## Begin Document section
Crimson Exploration Announces Third Quarter 2008 Financial Results
Crimson Exploration Inc. (OTCBB:CXPO) today announced financial results for the third quarter 2008.
Highlights
— Record quarterly revenue of $53.8 million
— Record quarterly production of 5.0 Bcfe
— Daily production for the third quarter of 2008 averaged 54,126 Mcfed, up 8% over the 2007 quarter
Summary Financial Results – Third Quarter 2008
The Company reported income before income taxes for the third quarter of 2008 of $78.7 million, compared to income before income taxes of $9.9 million for the third quarter of 2007. Positively impacting the third quarter results for 2008 was an $88.9 million non-cash unrealized gain recorded to reflect the mark-to-market exposure on our commodity price and interest rate hedge instruments as required by SFAS 133 “Accounting for Derivative Instruments and Hedging Activities”. Negatively impacting the third quarter results for 2008 was a $25.8 million non-cash impairment expense related to our Madisonville Field. Recorded in the third quarter 2007 was a $0.6 million non-cash unrealized gain related to the mark-to-market exposure. Exclusive of the effects of the mark-to-market exposure, and the impairment expense, income before taxes for the third quarter of 2008 would have been $15.6 million, compared to income before taxes of $9.3 million in 2007. Net income for the third quarter of 2008 was $50.2 million compared to $6.2 million for the third quarter of 2007.
Net cash flow from operations for the third quarter of 2008, which consists of net cash provided by operating activities, adjusted for the period change in certain working capital and other cash flow items, was $96.9 million, a 111% increase over the $46.0 million reported for the 2007 quarter. The increase in cash flow was attributable to the South Texas properties acquired from Smith Production Inc. (the “Smith Acquisition”) in May 2008 and higher commodity prices, offset in part by increased interest expense and general and administrative costs related to the increase in debt and infrastructure growth.
## End Document section
## Begin Material supplied
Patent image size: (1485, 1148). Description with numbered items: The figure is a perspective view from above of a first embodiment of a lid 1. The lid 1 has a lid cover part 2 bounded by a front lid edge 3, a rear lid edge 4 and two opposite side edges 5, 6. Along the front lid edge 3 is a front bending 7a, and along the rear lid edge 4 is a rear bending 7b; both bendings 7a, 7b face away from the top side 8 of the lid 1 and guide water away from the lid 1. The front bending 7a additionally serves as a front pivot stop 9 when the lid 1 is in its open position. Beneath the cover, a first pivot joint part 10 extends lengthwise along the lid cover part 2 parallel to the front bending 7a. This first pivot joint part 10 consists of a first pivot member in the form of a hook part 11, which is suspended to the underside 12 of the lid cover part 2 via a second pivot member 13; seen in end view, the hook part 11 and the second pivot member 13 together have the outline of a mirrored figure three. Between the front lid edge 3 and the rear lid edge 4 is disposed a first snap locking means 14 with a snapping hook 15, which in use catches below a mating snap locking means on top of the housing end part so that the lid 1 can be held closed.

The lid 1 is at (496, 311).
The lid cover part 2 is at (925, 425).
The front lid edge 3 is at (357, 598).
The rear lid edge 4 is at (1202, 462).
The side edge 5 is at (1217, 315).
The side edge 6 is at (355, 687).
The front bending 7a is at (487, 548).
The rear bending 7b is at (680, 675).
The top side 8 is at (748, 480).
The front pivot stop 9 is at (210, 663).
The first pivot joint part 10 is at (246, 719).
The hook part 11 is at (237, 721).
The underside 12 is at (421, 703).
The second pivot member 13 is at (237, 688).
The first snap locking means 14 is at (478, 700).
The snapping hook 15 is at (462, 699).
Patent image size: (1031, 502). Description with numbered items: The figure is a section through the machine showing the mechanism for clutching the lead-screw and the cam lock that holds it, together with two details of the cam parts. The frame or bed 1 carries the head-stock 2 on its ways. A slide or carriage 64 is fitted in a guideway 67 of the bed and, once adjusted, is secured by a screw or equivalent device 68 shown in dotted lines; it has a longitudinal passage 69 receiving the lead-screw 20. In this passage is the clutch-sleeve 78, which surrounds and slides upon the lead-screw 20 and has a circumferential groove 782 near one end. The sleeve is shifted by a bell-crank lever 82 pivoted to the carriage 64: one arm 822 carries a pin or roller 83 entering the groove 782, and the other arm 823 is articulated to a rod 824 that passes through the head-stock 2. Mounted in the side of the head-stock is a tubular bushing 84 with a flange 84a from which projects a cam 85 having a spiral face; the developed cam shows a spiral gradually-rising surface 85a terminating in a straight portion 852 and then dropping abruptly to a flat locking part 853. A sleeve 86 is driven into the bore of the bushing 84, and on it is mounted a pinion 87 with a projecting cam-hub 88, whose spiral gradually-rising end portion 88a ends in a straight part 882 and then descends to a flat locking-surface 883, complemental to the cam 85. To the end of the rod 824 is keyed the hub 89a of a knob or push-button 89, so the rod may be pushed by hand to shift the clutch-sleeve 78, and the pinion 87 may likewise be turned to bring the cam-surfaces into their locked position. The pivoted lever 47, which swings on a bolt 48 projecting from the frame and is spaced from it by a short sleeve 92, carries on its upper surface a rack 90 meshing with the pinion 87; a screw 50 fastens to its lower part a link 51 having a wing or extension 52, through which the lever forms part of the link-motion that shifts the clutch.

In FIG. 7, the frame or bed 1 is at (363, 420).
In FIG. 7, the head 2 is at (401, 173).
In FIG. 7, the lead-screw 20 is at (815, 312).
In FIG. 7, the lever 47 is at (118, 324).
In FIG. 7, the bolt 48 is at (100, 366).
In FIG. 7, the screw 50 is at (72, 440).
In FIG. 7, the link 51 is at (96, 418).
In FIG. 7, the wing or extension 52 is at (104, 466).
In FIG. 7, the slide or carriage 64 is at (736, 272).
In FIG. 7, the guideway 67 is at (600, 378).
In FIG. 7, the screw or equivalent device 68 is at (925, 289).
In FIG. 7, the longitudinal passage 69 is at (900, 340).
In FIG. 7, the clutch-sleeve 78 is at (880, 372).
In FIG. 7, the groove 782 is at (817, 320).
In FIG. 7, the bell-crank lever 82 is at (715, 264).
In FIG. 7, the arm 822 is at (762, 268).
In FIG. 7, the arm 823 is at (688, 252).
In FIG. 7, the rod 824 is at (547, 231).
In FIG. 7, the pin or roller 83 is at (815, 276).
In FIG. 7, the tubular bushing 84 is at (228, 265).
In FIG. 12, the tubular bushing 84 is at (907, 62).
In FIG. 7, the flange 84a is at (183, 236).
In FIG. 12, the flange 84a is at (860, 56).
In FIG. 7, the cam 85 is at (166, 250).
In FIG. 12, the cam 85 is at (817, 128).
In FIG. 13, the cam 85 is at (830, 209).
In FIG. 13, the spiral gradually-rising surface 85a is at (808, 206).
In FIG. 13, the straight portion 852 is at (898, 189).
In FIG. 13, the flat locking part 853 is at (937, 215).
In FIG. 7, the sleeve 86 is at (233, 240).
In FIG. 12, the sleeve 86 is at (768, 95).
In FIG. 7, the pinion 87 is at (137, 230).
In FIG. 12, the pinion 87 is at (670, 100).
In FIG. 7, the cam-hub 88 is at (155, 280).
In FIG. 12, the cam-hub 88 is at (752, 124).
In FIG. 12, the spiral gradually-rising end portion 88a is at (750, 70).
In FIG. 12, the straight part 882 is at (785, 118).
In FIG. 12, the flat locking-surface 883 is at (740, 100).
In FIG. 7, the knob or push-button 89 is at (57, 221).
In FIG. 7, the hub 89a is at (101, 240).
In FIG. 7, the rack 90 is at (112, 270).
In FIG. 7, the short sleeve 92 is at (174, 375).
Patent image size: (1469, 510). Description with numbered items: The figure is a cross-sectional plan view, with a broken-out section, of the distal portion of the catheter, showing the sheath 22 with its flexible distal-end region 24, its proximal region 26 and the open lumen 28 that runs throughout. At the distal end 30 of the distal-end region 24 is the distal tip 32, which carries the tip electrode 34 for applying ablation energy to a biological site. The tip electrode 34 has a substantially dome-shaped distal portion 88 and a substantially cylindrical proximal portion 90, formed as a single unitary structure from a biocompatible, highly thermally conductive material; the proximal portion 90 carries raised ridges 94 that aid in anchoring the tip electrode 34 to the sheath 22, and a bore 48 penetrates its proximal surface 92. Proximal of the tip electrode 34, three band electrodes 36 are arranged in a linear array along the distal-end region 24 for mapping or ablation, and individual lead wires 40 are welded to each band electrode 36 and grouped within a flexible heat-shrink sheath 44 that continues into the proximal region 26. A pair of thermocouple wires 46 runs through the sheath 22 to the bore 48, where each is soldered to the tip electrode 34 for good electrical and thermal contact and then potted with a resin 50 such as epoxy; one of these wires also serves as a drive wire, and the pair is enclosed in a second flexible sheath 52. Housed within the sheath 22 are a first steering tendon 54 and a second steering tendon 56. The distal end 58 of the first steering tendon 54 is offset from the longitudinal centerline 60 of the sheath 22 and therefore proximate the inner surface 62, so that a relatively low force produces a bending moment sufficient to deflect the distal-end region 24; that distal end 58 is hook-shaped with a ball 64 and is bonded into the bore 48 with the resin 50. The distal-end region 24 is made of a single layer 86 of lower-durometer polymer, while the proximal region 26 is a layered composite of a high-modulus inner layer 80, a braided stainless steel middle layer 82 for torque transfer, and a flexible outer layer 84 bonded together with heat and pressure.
## End Material supplied
Work to complete ::
**1.** Write out the part of the Crimson Exploration earnings release starting with "Crimson Exploration Announces" and going on through "third quarter 2008.".
**2.** In the Crimson Exploration earnings release, which field was the $25.8 million non-cash impairment expense related to?
**3.** Carry on the Crimson Exploration earnings release from its last sentence.
The data above is separate from the Crimson Exploration earnings release.

Responses ::
**1.**
Crimson Exploration Announces Third Quarter 2008 Financial Results
Crimson Exploration Inc. (OTCBB:CXPO) today announced financial results for the third quarter 2008.

**2.** The Madisonville Field.

**3.**
Revenues for the third quarter of 2008 were $53.8 million, a 42% increase compared to revenue of $38.0 million in the prior year quarter. The increase in revenues was attributable to new production from the Smith Acquisition in May 2008 and higher oil and gas price realizations.
Production for the third quarter of 2008 was 5.0 Bcfe of natural gas equivalents, or 54,126 Mcfe per day, compared with production of 4.6 Bcfe, or 50,320 Mcfe per day, in the 2007 quarter. The increase in production for the quarter was attributable to the Smith Acquisition and to production increases resulting from our drilling program, offset by approximately 364,000 mcfe of deferred production related to shut-ins surrounding Hurricanes Gustav and Ike and the shut-in during the quarter of two wells in Liberty County due to sand encroachment that will be mitigated during the fourth quarter.
Average prices realized in the third quarter of 2008 (including the effects of realized gains/losses on our commodity price hedges) were $92.54 per barrel, $9.68 per Mcf, $63.49 per barrel and $10.67 per Mcfe for oil, natural gas, natural gas liquids and natural gas equivalents, respectively. For the third quarter of 2007, average prices realized were $66.47 per barrel, $7.60 per Mcf, $45.17 per barrel and $8.18 per Mcfe for oil, natural gas, natural gas liquids and natural gas equivalents, respectively.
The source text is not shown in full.